» **TEXTAUSZUG**:
■ ■ ■
Irgendwie machen es alle so

COSÌ FAN TUTTE
(Wolfgang Amadeus Mozart)

Besuch am
30. April 2017
(Premiere)

 

Grand Théâtre de Genève,
Opéra des Nations

Così fan tutte gehört zum Standardprogramm eines jeden Stadttheaters wie Aida, Tosca oder die Zauberflöte. Da nimmt es Wunder, dass das Grand Théâtre Genève sich dieser Oper annimmt. Vielleicht, weil es so gut in die Ausweichspielstätte L’Opéra des Nations passt. Ist dann eben auch mal dran. Aber in Genf findet nichts einfach so statt – zumindest so lange es um die Oper geht. Da gibt es immer noch das Besondere, das Einzigartige. Und so ist es auch an diesem Abend.

Neben exzellenten Sängerdarstellern gönnt man sich den Dirigenten Hartmut Haenchen, der für eine solche Aufführung sicher überqualifiziert ist. Da entsteht eher der Eindruck, dass Haenchen sich ein persönliches Vergnügen gönnt. Und so dirigiert er auch. Unglaublich engagiert führt er die Musiker und vor allem die Sänger. Das Orchestre de la Suisse Romande folgt ihm auf nahezu jede Bewegung und erzielt so einen Klang, der nah bei Mozart und ganz eng am Geschehen ist. Dazu tragen auch Cellist Jakob Clasen und Cembalist Xavier Dami in besonderer Weise bei, wie sich später zeigen wird. Das hochkonzentrierte Orchester folgt der Idee des Dirigenten, die Musik lebensecht und sängerfreundlich zu präsentieren. Hier wird nicht forciert, sondern sensibel gedient.
■ ■ ■
» **AUFGELISTETE EINTRÄGE**:
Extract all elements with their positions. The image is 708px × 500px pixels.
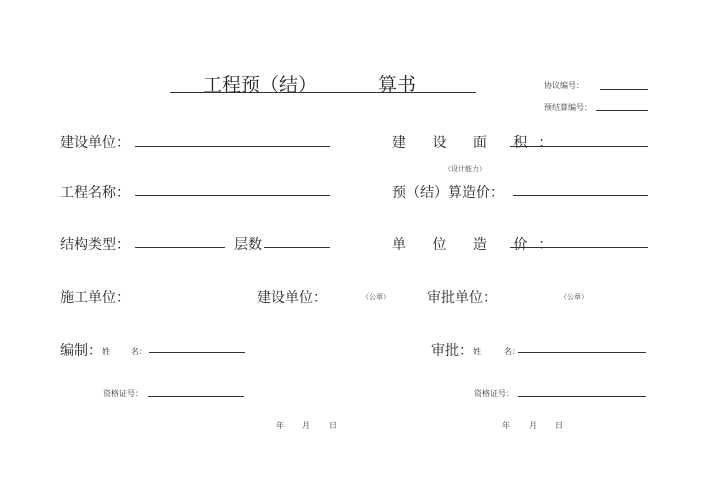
floors-field[interactable]: [264, 247, 330, 248]
approver-qualification-field[interactable]: [518, 396, 646, 397]
approval-unit-label: 审批单位：: [427, 290, 497, 306]
budget-no-field[interactable]: [596, 110, 648, 111]
title-underline: [170, 92, 476, 93]
right-date-day: 日: [555, 421, 563, 430]
building-area-field[interactable]: [510, 146, 648, 147]
compiler-qualification-field[interactable]: [148, 396, 244, 397]
project-name-field[interactable]: [135, 195, 330, 196]
approver-name-label: 名：: [504, 347, 520, 356]
compiler-name-field[interactable]: [149, 352, 245, 353]
structure-type-field[interactable]: [135, 247, 225, 248]
unit-cost-label: 单 位 造 价：: [392, 237, 564, 253]
approval-seal-note: （公章）: [560, 293, 588, 301]
approver-surname-label: 姓: [473, 347, 481, 356]
contractor-unit-label: 施工单位：: [60, 290, 130, 306]
left-date-year: 年: [276, 421, 284, 430]
compiler-label: 编制：: [60, 343, 102, 359]
structure-type-label: 结构类型：: [60, 237, 130, 253]
title-part-2: 算书: [378, 74, 417, 96]
approver-name-field[interactable]: [518, 352, 646, 353]
construction-unit-label: 建设单位：: [60, 135, 130, 151]
budget-no-label: 预结算编号：: [544, 103, 592, 112]
owner-seal-note: （公章）: [362, 293, 390, 301]
title-part-1: 工程预（结）: [203, 74, 318, 96]
owner-unit-label: 建设单位：: [257, 290, 327, 306]
compiler-surname-label: 姓: [102, 347, 110, 356]
project-name-label: 工程名称：: [60, 185, 130, 201]
design-capacity-note: （设计能力）: [444, 165, 486, 173]
budget-cost-label: 预（结）算造价：: [392, 185, 504, 201]
compiler-name-label: 名：: [131, 347, 147, 356]
left-date-month: 月: [302, 421, 310, 430]
construction-unit-field[interactable]: [135, 146, 330, 147]
budget-cost-field[interactable]: [513, 195, 648, 196]
floors-label: 层数: [234, 237, 262, 253]
agreement-no-field[interactable]: [600, 89, 648, 90]
unit-cost-field[interactable]: [510, 247, 648, 248]
approver-qualification-label: 资格证号：: [474, 389, 514, 398]
left-date-day: 日: [329, 421, 337, 430]
right-date-month: 月: [529, 421, 537, 430]
approver-label: 审批：: [431, 343, 473, 359]
agreement-no-label: 协议编号：: [544, 81, 584, 90]
right-date-year: 年: [502, 421, 510, 430]
compiler-qualification-label: 资格证号：: [103, 389, 143, 398]
building-area-label: 建 设 面 积：: [392, 135, 564, 151]
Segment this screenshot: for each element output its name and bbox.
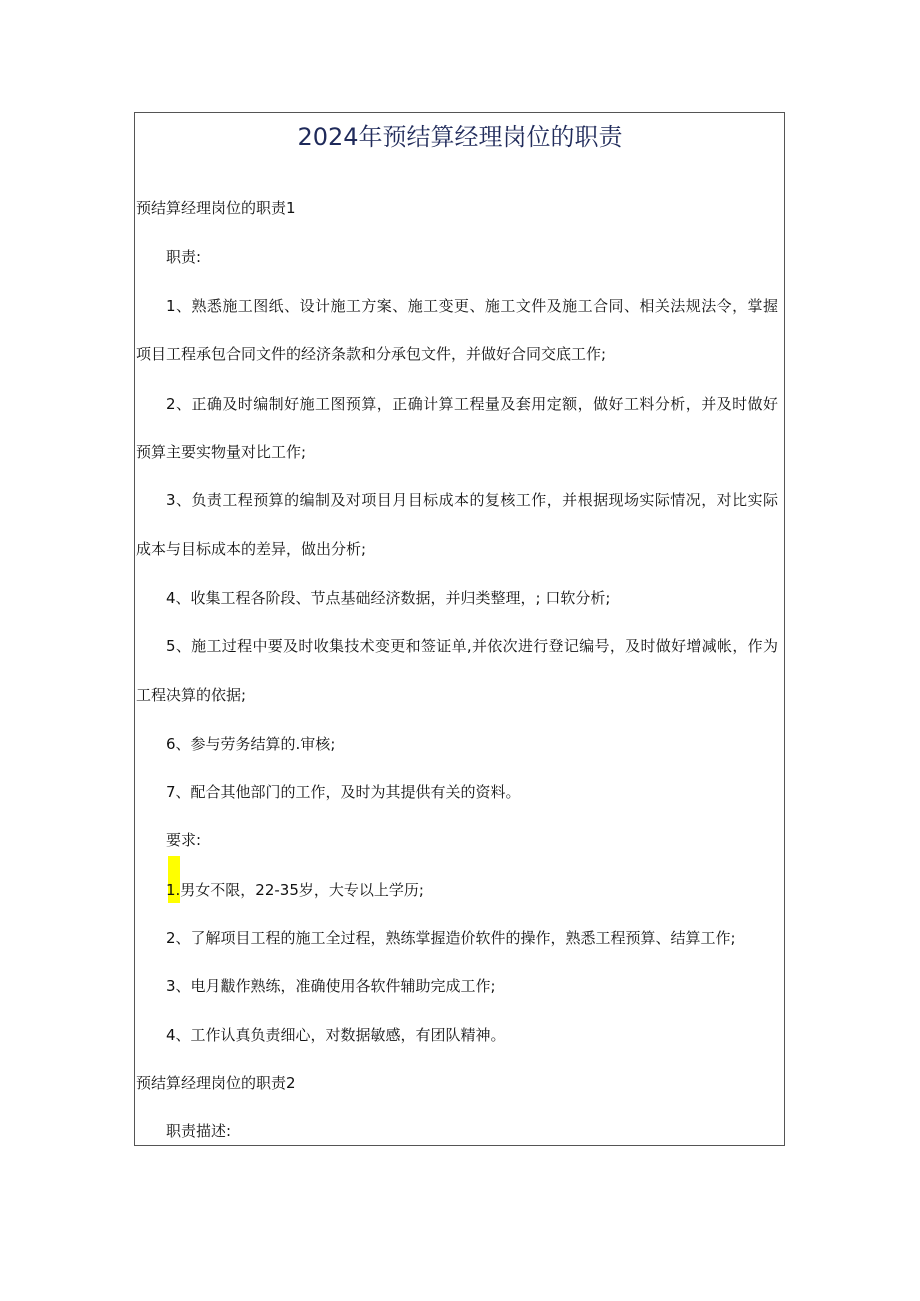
duty-item-5-line2: 工程决算的依据; [136, 686, 247, 704]
duty-item-1-line1: 1、熟悉施工图纸、设计施工方案、施工变更、施工文件及施工合同、相关法规法令，掌握 [166, 297, 778, 315]
duty-item-5-line1: 5、施工过程中要及时收集技术变更和签证单,并依次进行登记编号，及时做好增减帐，作为 [166, 637, 778, 655]
section-heading-1: 预结算经理岗位的职责1 [136, 199, 296, 217]
duty-item-2-line2: 预算主要实物量对比工作; [136, 443, 307, 461]
requirement-item-3: 3、电月黻作熟练，准确使用各软件辅助完成工作; [166, 977, 496, 995]
duty-item-1-line2: 项目工程承包合同文件的经济条款和分承包文件，并做好合同交底工作; [136, 345, 607, 363]
duty-item-3-line2: 成本与目标成本的差异，做出分析; [136, 540, 367, 558]
document-title: 2024年预结算经理岗位的职责 [297, 123, 623, 151]
requirement-item-4: 4、工作认真负责细心，对数据敏感，有团队精神。 [166, 1026, 506, 1044]
duty-item-7: 7、配合其他部门的工作，及时为其提供有关的资料。 [166, 783, 521, 801]
duty-item-4: 4、收集工程各阶段、节点基础经济数据，并归类整理，; 口软分析; [166, 589, 611, 607]
requirements-label: 要求: [166, 831, 202, 849]
duties-description-label: 职责描述: [166, 1122, 232, 1140]
duty-item-6: 6、参与劳务结算的.审核; [166, 735, 336, 753]
requirement-item-2: 2、了解项目工程的施工全过程，熟练掌握造价软件的操作，熟悉工程预算、结算工作; [166, 929, 736, 947]
section-heading-2: 预结算经理岗位的职责2 [136, 1074, 296, 1092]
duties-label: 职责: [166, 248, 202, 266]
requirement-item-1: 1.男女不限，22-35岁，大专以上学历; [166, 881, 424, 899]
duty-item-3-line1: 3、负责工程预算的编制及对项目月目标成本的复核工作，并根据现场实际情况，对比实际 [166, 491, 778, 509]
duty-item-2-line1: 2、正确及时编制好施工图预算，正确计算工程量及套用定额，做好工料分析，并及时做好 [166, 395, 778, 413]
■ ■ ■
» **ZUR AUFGABE**: Schreib alle Opern auf, die im Textauszug mit ihrem Titel genannt werden. Die Einträge braucht man hier nicht.

» **LÖSUNG**: Così fan tutte, Aida, Tosca, die Zauberflöte